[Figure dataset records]
— start —

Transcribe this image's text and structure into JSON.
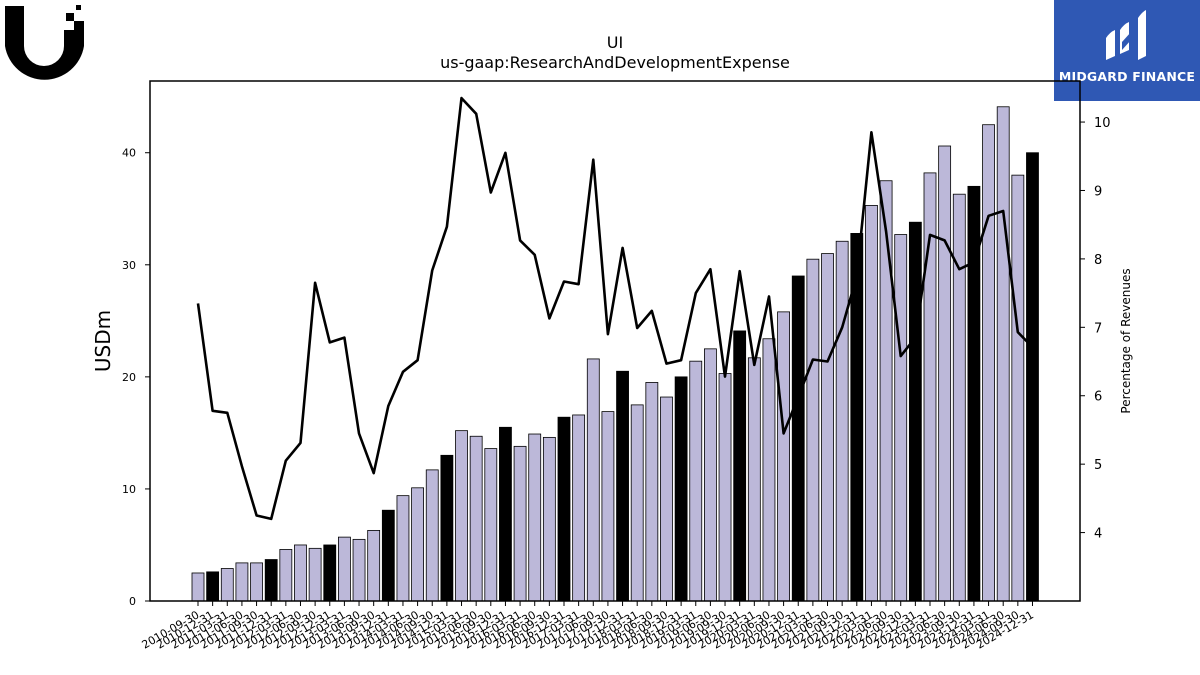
{
  "header": {
    "title": "UI",
    "subtitle": "us-gaap:ResearchAndDevelopmentExpense"
  },
  "brand": {
    "name": "MIDGARD FINANCE",
    "color": "#2f58b4"
  },
  "colors": {
    "bar_default": "#bcb8d9",
    "bar_annual": "#000000",
    "line": "#000000"
  },
  "chart_data": {
    "type": "bar",
    "categories": [
      "2010-09-30",
      "2010-12-31",
      "2011-03-31",
      "2011-06-30",
      "2011-09-30",
      "2011-12-31",
      "2012-03-31",
      "2012-06-30",
      "2012-09-30",
      "2012-12-31",
      "2013-03-31",
      "2013-06-30",
      "2013-09-30",
      "2013-12-31",
      "2014-03-31",
      "2014-06-30",
      "2014-09-30",
      "2014-12-31",
      "2015-03-31",
      "2015-06-30",
      "2015-09-30",
      "2015-12-31",
      "2016-03-31",
      "2016-06-30",
      "2016-09-30",
      "2016-12-31",
      "2017-03-31",
      "2017-06-30",
      "2017-09-30",
      "2017-12-31",
      "2018-03-31",
      "2018-06-30",
      "2018-09-30",
      "2018-12-31",
      "2019-03-31",
      "2019-06-30",
      "2019-09-30",
      "2019-12-31",
      "2020-03-31",
      "2020-06-30",
      "2020-09-30",
      "2020-12-31",
      "2021-03-31",
      "2021-06-30",
      "2021-09-30",
      "2021-12-31",
      "2022-03-31",
      "2022-06-30",
      "2022-09-30",
      "2022-12-31",
      "2023-03-31",
      "2023-06-30",
      "2023-09-30",
      "2023-12-31",
      "2024-03-31",
      "2024-06-30",
      "2024-09-30",
      "2024-12-31"
    ],
    "series": [
      {
        "type": "bar",
        "axis": "left",
        "values": [
          2.5,
          2.6,
          2.9,
          3.4,
          3.4,
          3.7,
          4.6,
          5.0,
          4.7,
          5.0,
          5.7,
          5.5,
          6.3,
          8.1,
          9.4,
          10.1,
          11.7,
          13.0,
          15.2,
          14.7,
          13.6,
          15.5,
          13.8,
          14.9,
          14.6,
          16.4,
          16.6,
          21.6,
          16.9,
          20.5,
          17.5,
          19.5,
          18.2,
          20.0,
          21.4,
          22.5,
          20.3,
          24.1,
          21.7,
          23.4,
          25.8,
          29.0,
          30.5,
          31.0,
          32.1,
          32.8,
          35.3,
          37.5,
          32.7,
          33.8,
          38.2,
          40.6,
          36.3,
          37.0,
          42.5,
          44.1,
          38.0,
          40.0
        ],
        "annual": [
          false,
          true,
          false,
          false,
          false,
          true,
          false,
          false,
          false,
          true,
          false,
          false,
          false,
          true,
          false,
          false,
          false,
          true,
          false,
          false,
          false,
          true,
          false,
          false,
          false,
          true,
          false,
          false,
          false,
          true,
          false,
          false,
          false,
          true,
          false,
          false,
          false,
          true,
          false,
          false,
          false,
          true,
          false,
          false,
          false,
          true,
          false,
          false,
          false,
          true,
          false,
          false,
          false,
          true,
          false,
          false,
          false,
          true
        ]
      },
      {
        "type": "line",
        "axis": "right",
        "values": [
          7.35,
          5.78,
          5.75,
          4.97,
          4.25,
          4.2,
          5.05,
          5.31,
          7.65,
          6.78,
          6.85,
          5.45,
          4.87,
          5.85,
          6.35,
          6.52,
          7.83,
          8.47,
          10.35,
          10.12,
          8.97,
          9.55,
          8.27,
          8.06,
          7.13,
          7.67,
          7.63,
          9.45,
          6.9,
          8.16,
          6.99,
          7.24,
          6.47,
          6.52,
          7.5,
          7.85,
          6.28,
          7.82,
          6.45,
          7.45,
          5.45,
          5.98,
          6.53,
          6.5,
          7.0,
          7.75,
          9.85,
          8.4,
          6.58,
          6.85,
          8.35,
          8.27,
          7.85,
          7.95,
          8.63,
          8.7,
          6.93,
          6.71
        ]
      }
    ],
    "xlabel": "",
    "ylabel": "USDm",
    "y2label": "Percentage of Revenues",
    "ylim": [
      0,
      46.4
    ],
    "y2lim": [
      3.0,
      10.6
    ],
    "yticks": [
      0,
      10,
      20,
      30,
      40
    ],
    "y2ticks": [
      4,
      5,
      6,
      7,
      8,
      9,
      10
    ],
    "grid": false
  }
}
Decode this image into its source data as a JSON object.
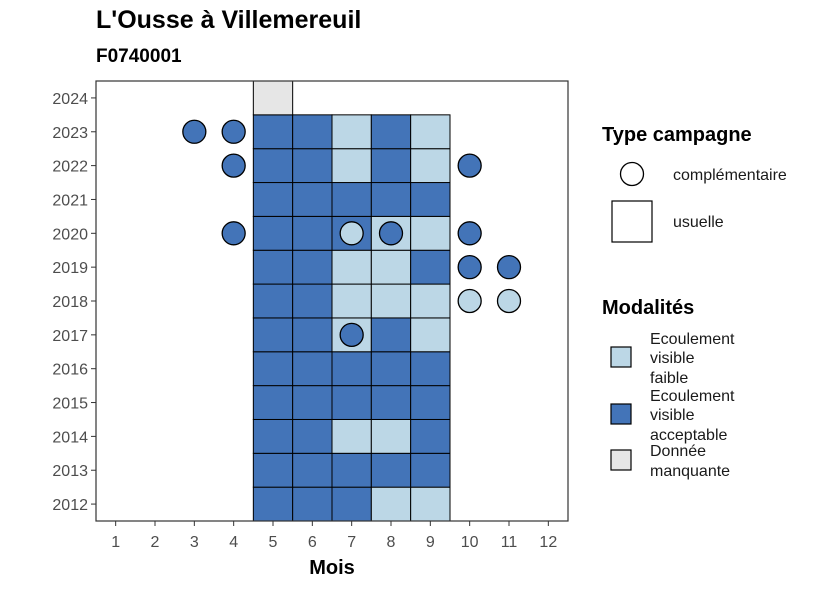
{
  "chart_data": {
    "type": "heatmap",
    "title": "L'Ousse à Villemereuil",
    "subtitle": "F0740001",
    "xlabel": "Mois",
    "ylabel": "",
    "x_ticks": [
      "1",
      "2",
      "3",
      "4",
      "5",
      "6",
      "7",
      "8",
      "9",
      "10",
      "11",
      "12"
    ],
    "y_ticks": [
      "2012",
      "2013",
      "2014",
      "2015",
      "2016",
      "2017",
      "2018",
      "2019",
      "2020",
      "2021",
      "2022",
      "2023",
      "2024"
    ],
    "xlim": [
      0.5,
      12.5
    ],
    "ylim": [
      2011.5,
      2024.5
    ],
    "colors": {
      "Ecoulement visible faible": "#bcd7e6",
      "Ecoulement visible acceptable": "#4374b8",
      "Donnée manquante": "#e6e6e6"
    },
    "usuelle": [
      {
        "year": 2012,
        "month": 5,
        "m": "Ecoulement visible acceptable"
      },
      {
        "year": 2012,
        "month": 6,
        "m": "Ecoulement visible acceptable"
      },
      {
        "year": 2012,
        "month": 7,
        "m": "Ecoulement visible acceptable"
      },
      {
        "year": 2012,
        "month": 8,
        "m": "Ecoulement visible faible"
      },
      {
        "year": 2012,
        "month": 9,
        "m": "Ecoulement visible faible"
      },
      {
        "year": 2013,
        "month": 5,
        "m": "Ecoulement visible acceptable"
      },
      {
        "year": 2013,
        "month": 6,
        "m": "Ecoulement visible acceptable"
      },
      {
        "year": 2013,
        "month": 7,
        "m": "Ecoulement visible acceptable"
      },
      {
        "year": 2013,
        "month": 8,
        "m": "Ecoulement visible acceptable"
      },
      {
        "year": 2013,
        "month": 9,
        "m": "Ecoulement visible acceptable"
      },
      {
        "year": 2014,
        "month": 5,
        "m": "Ecoulement visible acceptable"
      },
      {
        "year": 2014,
        "month": 6,
        "m": "Ecoulement visible acceptable"
      },
      {
        "year": 2014,
        "month": 7,
        "m": "Ecoulement visible faible"
      },
      {
        "year": 2014,
        "month": 8,
        "m": "Ecoulement visible faible"
      },
      {
        "year": 2014,
        "month": 9,
        "m": "Ecoulement visible acceptable"
      },
      {
        "year": 2015,
        "month": 5,
        "m": "Ecoulement visible acceptable"
      },
      {
        "year": 2015,
        "month": 6,
        "m": "Ecoulement visible acceptable"
      },
      {
        "year": 2015,
        "month": 7,
        "m": "Ecoulement visible acceptable"
      },
      {
        "year": 2015,
        "month": 8,
        "m": "Ecoulement visible acceptable"
      },
      {
        "year": 2015,
        "month": 9,
        "m": "Ecoulement visible acceptable"
      },
      {
        "year": 2016,
        "month": 5,
        "m": "Ecoulement visible acceptable"
      },
      {
        "year": 2016,
        "month": 6,
        "m": "Ecoulement visible acceptable"
      },
      {
        "year": 2016,
        "month": 7,
        "m": "Ecoulement visible acceptable"
      },
      {
        "year": 2016,
        "month": 8,
        "m": "Ecoulement visible acceptable"
      },
      {
        "year": 2016,
        "month": 9,
        "m": "Ecoulement visible acceptable"
      },
      {
        "year": 2017,
        "month": 5,
        "m": "Ecoulement visible acceptable"
      },
      {
        "year": 2017,
        "month": 6,
        "m": "Ecoulement visible acceptable"
      },
      {
        "year": 2017,
        "month": 7,
        "m": "Ecoulement visible faible"
      },
      {
        "year": 2017,
        "month": 8,
        "m": "Ecoulement visible acceptable"
      },
      {
        "year": 2017,
        "month": 9,
        "m": "Ecoulement visible faible"
      },
      {
        "year": 2018,
        "month": 5,
        "m": "Ecoulement visible acceptable"
      },
      {
        "year": 2018,
        "month": 6,
        "m": "Ecoulement visible acceptable"
      },
      {
        "year": 2018,
        "month": 7,
        "m": "Ecoulement visible faible"
      },
      {
        "year": 2018,
        "month": 8,
        "m": "Ecoulement visible faible"
      },
      {
        "year": 2018,
        "month": 9,
        "m": "Ecoulement visible faible"
      },
      {
        "year": 2019,
        "month": 5,
        "m": "Ecoulement visible acceptable"
      },
      {
        "year": 2019,
        "month": 6,
        "m": "Ecoulement visible acceptable"
      },
      {
        "year": 2019,
        "month": 7,
        "m": "Ecoulement visible faible"
      },
      {
        "year": 2019,
        "month": 8,
        "m": "Ecoulement visible faible"
      },
      {
        "year": 2019,
        "month": 9,
        "m": "Ecoulement visible acceptable"
      },
      {
        "year": 2020,
        "month": 5,
        "m": "Ecoulement visible acceptable"
      },
      {
        "year": 2020,
        "month": 6,
        "m": "Ecoulement visible acceptable"
      },
      {
        "year": 2020,
        "month": 7,
        "m": "Ecoulement visible acceptable"
      },
      {
        "year": 2020,
        "month": 8,
        "m": "Ecoulement visible faible"
      },
      {
        "year": 2020,
        "month": 9,
        "m": "Ecoulement visible faible"
      },
      {
        "year": 2021,
        "month": 5,
        "m": "Ecoulement visible acceptable"
      },
      {
        "year": 2021,
        "month": 6,
        "m": "Ecoulement visible acceptable"
      },
      {
        "year": 2021,
        "month": 7,
        "m": "Ecoulement visible acceptable"
      },
      {
        "year": 2021,
        "month": 8,
        "m": "Ecoulement visible acceptable"
      },
      {
        "year": 2021,
        "month": 9,
        "m": "Ecoulement visible acceptable"
      },
      {
        "year": 2022,
        "month": 5,
        "m": "Ecoulement visible acceptable"
      },
      {
        "year": 2022,
        "month": 6,
        "m": "Ecoulement visible acceptable"
      },
      {
        "year": 2022,
        "month": 7,
        "m": "Ecoulement visible faible"
      },
      {
        "year": 2022,
        "month": 8,
        "m": "Ecoulement visible acceptable"
      },
      {
        "year": 2022,
        "month": 9,
        "m": "Ecoulement visible faible"
      },
      {
        "year": 2023,
        "month": 5,
        "m": "Ecoulement visible acceptable"
      },
      {
        "year": 2023,
        "month": 6,
        "m": "Ecoulement visible acceptable"
      },
      {
        "year": 2023,
        "month": 7,
        "m": "Ecoulement visible faible"
      },
      {
        "year": 2023,
        "month": 8,
        "m": "Ecoulement visible acceptable"
      },
      {
        "year": 2023,
        "month": 9,
        "m": "Ecoulement visible faible"
      },
      {
        "year": 2024,
        "month": 5,
        "m": "Donnée manquante"
      }
    ],
    "complementaire": [
      {
        "year": 2023,
        "month": 3,
        "m": "Ecoulement visible acceptable"
      },
      {
        "year": 2023,
        "month": 4,
        "m": "Ecoulement visible acceptable"
      },
      {
        "year": 2022,
        "month": 4,
        "m": "Ecoulement visible acceptable"
      },
      {
        "year": 2022,
        "month": 10,
        "m": "Ecoulement visible acceptable"
      },
      {
        "year": 2020,
        "month": 4,
        "m": "Ecoulement visible acceptable"
      },
      {
        "year": 2020,
        "month": 7,
        "m": "Ecoulement visible faible"
      },
      {
        "year": 2020,
        "month": 8,
        "m": "Ecoulement visible acceptable"
      },
      {
        "year": 2020,
        "month": 10,
        "m": "Ecoulement visible acceptable"
      },
      {
        "year": 2019,
        "month": 10,
        "m": "Ecoulement visible acceptable"
      },
      {
        "year": 2019,
        "month": 11,
        "m": "Ecoulement visible acceptable"
      },
      {
        "year": 2018,
        "month": 10,
        "m": "Ecoulement visible faible"
      },
      {
        "year": 2018,
        "month": 11,
        "m": "Ecoulement visible faible"
      },
      {
        "year": 2017,
        "month": 7,
        "m": "Ecoulement visible acceptable"
      }
    ],
    "legend": {
      "placement": "right",
      "type_title": "Type campagne",
      "type_items": [
        "complémentaire",
        "usuelle"
      ],
      "mod_title": "Modalités",
      "mod_items": [
        {
          "key": "Ecoulement visible faible",
          "lines": [
            "Ecoulement",
            "visible",
            "faible"
          ]
        },
        {
          "key": "Ecoulement visible acceptable",
          "lines": [
            "Ecoulement",
            "visible",
            "acceptable"
          ]
        },
        {
          "key": "Donnée manquante",
          "lines": [
            "Donnée",
            "manquante"
          ]
        }
      ]
    }
  }
}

— end —

Your instructions: Copy each line of the preceding data that contains the string "this".

Written response:
Transcribe this image's text and structure into JSON.
Decode this image into its source data as a JSON object.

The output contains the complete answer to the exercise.